=== Extracted records ===
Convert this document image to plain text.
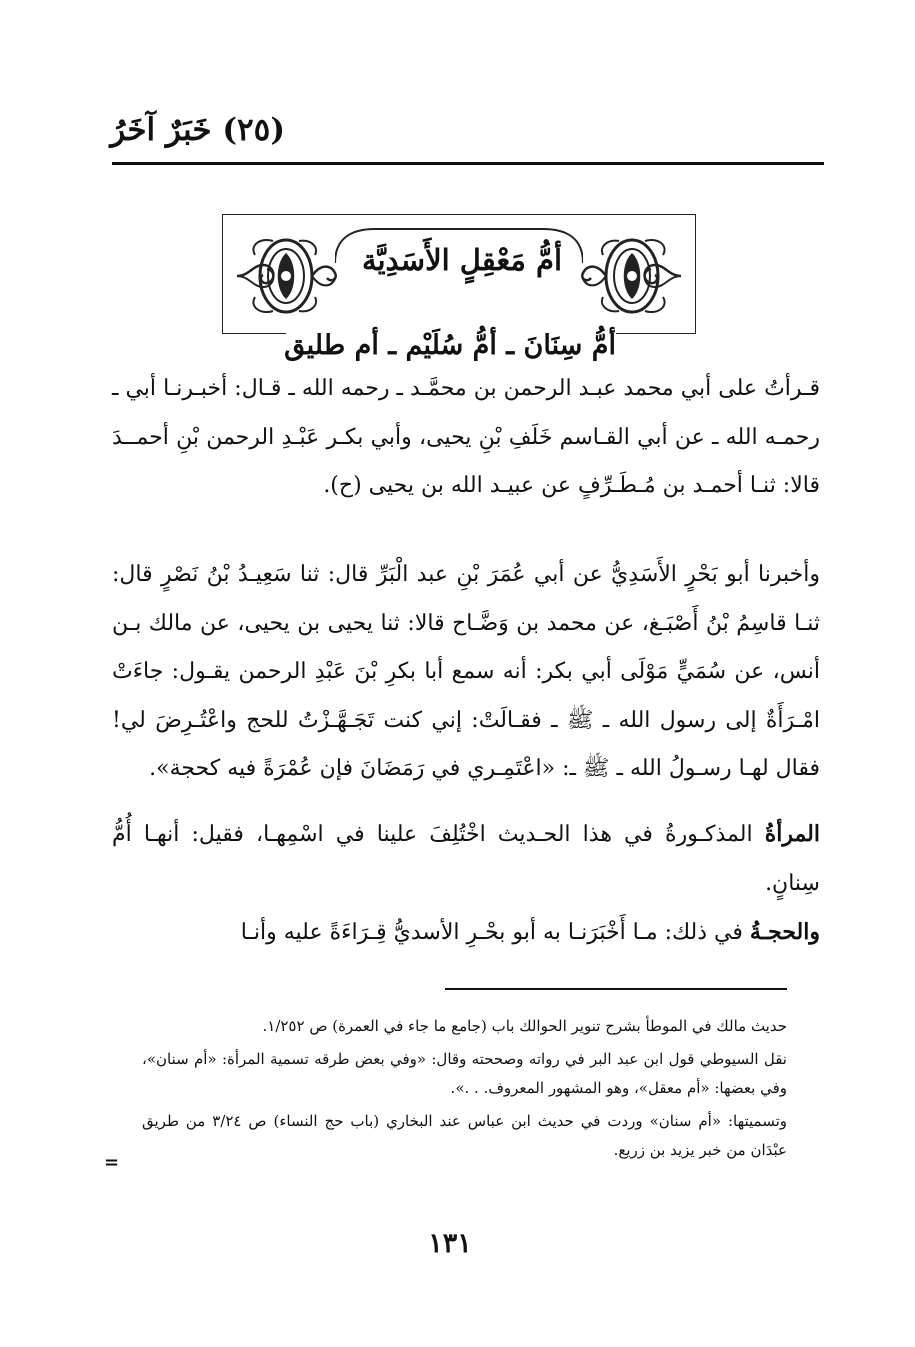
(٢٥) خَبَرٌ آخَرُ
أمُّ مَعْقِلٍ الأَسَدِيَّة
أمُّ سِنَانَ ـ أمُّ سُلَيْم ـ أم طليق
قـرأتُ على أبي محمد عبـد الرحمن بن محمَّـد ـ رحمه الله ـ قـال: أخبـرنـا أبي ـ رحمـه الله ـ عن أبي القـاسم خَلَفِ بْنِ يحيى، وأبي بكـر عَبْـدِ الرحمن بْنِ أحمــدَ قالا: ثنـا أحمـد بن مُـطَـرِّفٍ عن عبيـد الله بن يحيى (ح).
وأخبرنا أبو بَحْرٍ الأَسَدِيُّ عن أبي عُمَرَ بْنِ عبد الْبَرِّ قال: ثنا سَعِيـدُ بْنُ نَصْرٍ قال: ثنـا قاسِمُ بْنُ أَصْبَـغ، عن محمد بن وَضَّـاح قالا: ثنا يحيى بن يحيى، عن مالك بـن أنس، عن سُمَيٍّ مَوْلَى أبي بكر: أنه سمع أبا بكرِ بْنَ عَبْدِ الرحمن يقـول: جاءَتْ امْـرَأَةٌ إلى رسول الله ـ ﷺ ـ فقـالَتْ: إني كنت تَجَـهَّـزْتُ للحج واعْتُـرِضَ لي! فقال لهـا رسـولُ الله ـ ﷺ ـ: «اعْتَمِـري في رَمَضَانَ فإن عُمْرَةً فيه كحجة».
المرأةُ المذكـورةُ في هذا الحـديث اخْتُلِفَ علينا في اسْمِهـا، فقيل: أنهـا أُمُّ سِنانٍ.
والحجـةُ في ذلك: مـا أَخْبَرَنـا به أبو بحْـرِ الأسديُّ قِـرَاءَةً عليه وأنـا

حديث مالك في الموطأ بشرح تنوير الحوالك باب (جامع ما جاء في العمرة) ص ١/٢٥٢.

نقل السيوطي قول ابن عبد البر في رواته وصححته وقال: «وفي بعض طرقه تسمية المرأة: «أم سنان»، وفي بعضها: «أم معقل»، وهو المشهور المعروف. . .».

وتسميتها: «أم سنان» وردت في حديث ابن عباس عند البخاري (باب حج النساء) ص ٣/٢٤ من طريق عبْدَان من خبر يزيد بن زريع.

=
١٣١
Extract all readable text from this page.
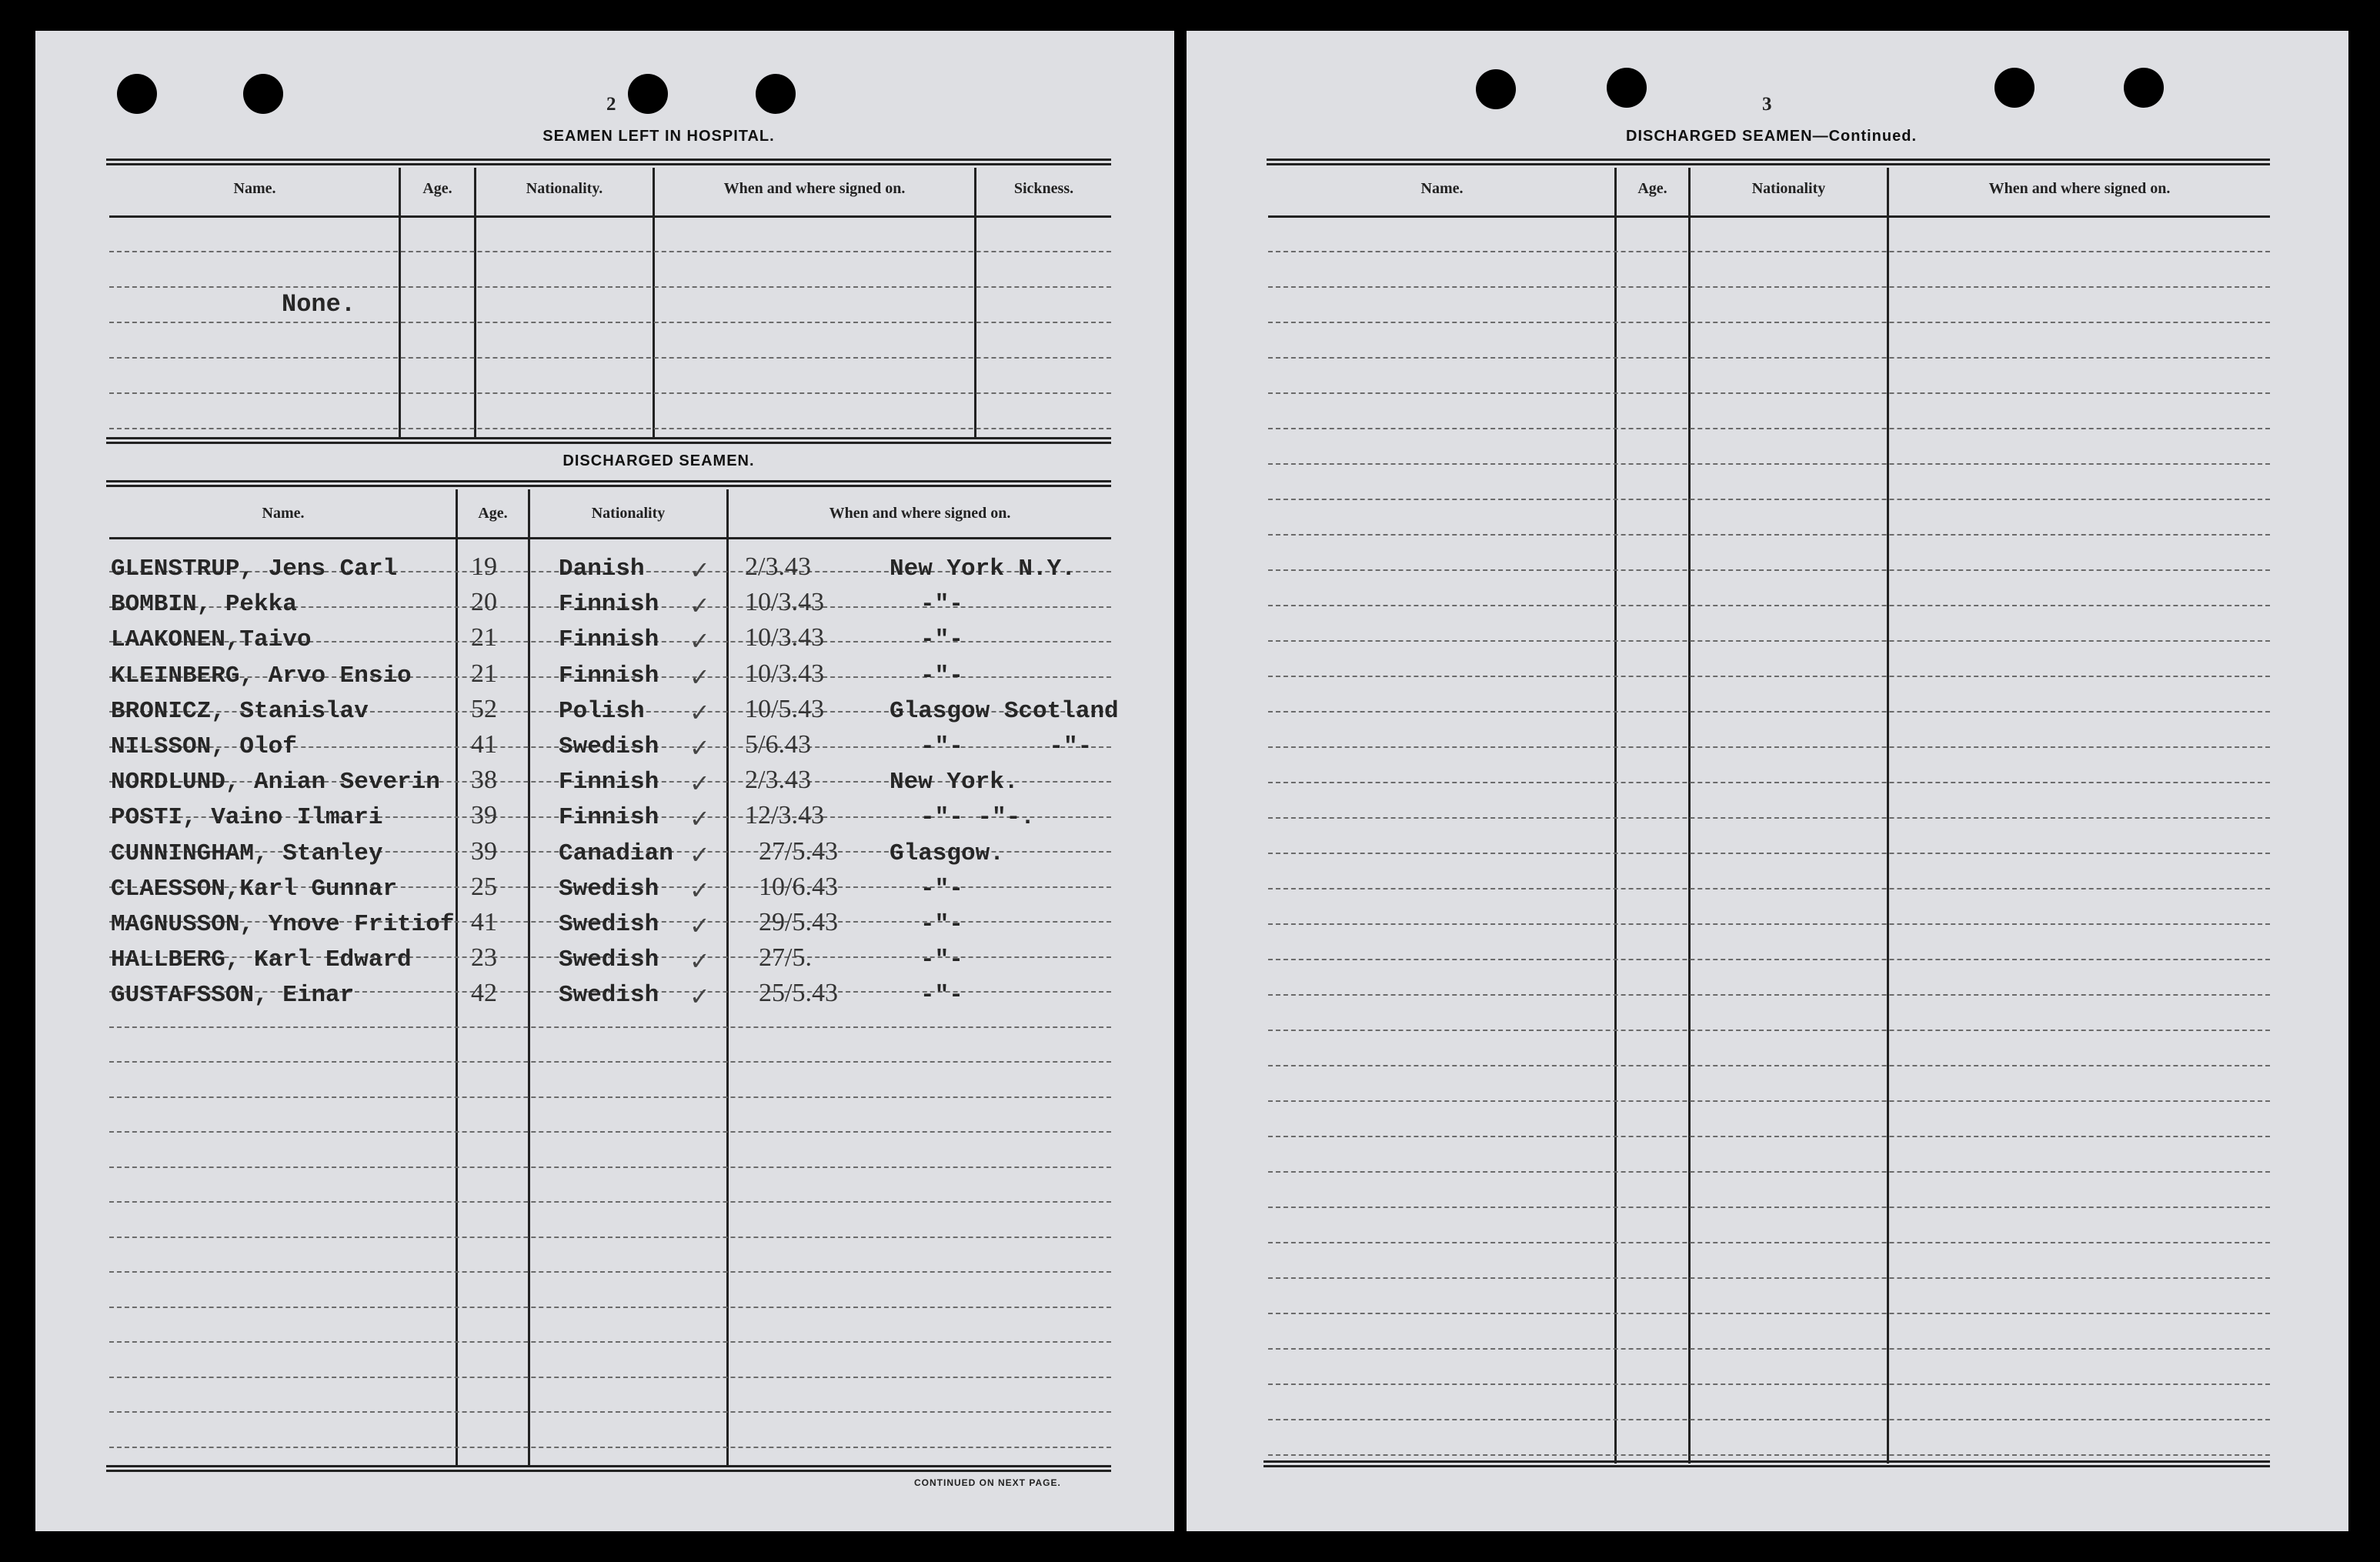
2
SEAMEN LEFT IN HOSPITAL.
Name.	Age.	Nationality.	When and where signed on.	Sickness.
None.
DISCHARGED SEAMEN.
Name.	Age.	Nationality	When and where signed on.
GLENSTRUP, Jens Carl	19	Danish	2/3.43	New York N.Y.
✓
BOMBIN, Pekka	20	Finnish	10/3.43	-"-
✓
LAAKONEN,Taivo	21	Finnish	10/3.43	-"-
✓
KLEINBERG, Arvo Ensio 21	Finnish	10/3.43	-"-
✓
BRONICZ, Stanislav	52	Polish	10/5.43	Glasgow Scotland
✓
NILSSON, Olof	41	Swedish	5/6.43	-"-      -"-
✓
NORDLUND, Anian Severin 38	Finnish	2/3.43	New York.
✓
POSTI, Vaino Ilmari	39	Finnish	12/3.43	-"- -"-.
✓
CUNNINGHAM, Stanley	39	Canadian	27/5.43 Glasgow.
✓
CLAESSON,Karl Gunnar	25	Swedish	10/6.43	-"-
✓
MAGNUSSON, Ynove Fritiof 41	Swedish	29/5.43	-"-
✓
HALLBERG, Karl Edward 23	Swedish	27/5.	-"-
✓
GUSTAFSSON, Einar	42	Swedish	25/5.43	-"-
✓
CONTINUED ON NEXT PAGE.
3
DISCHARGED SEAMEN—Continued.
Name.	Age.	Nationality	When and where signed on.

=== Objective ===
Go through the listing above and report how many of its lines contain the word "يحيى", with only the number as output.

=== Worked answer ===
2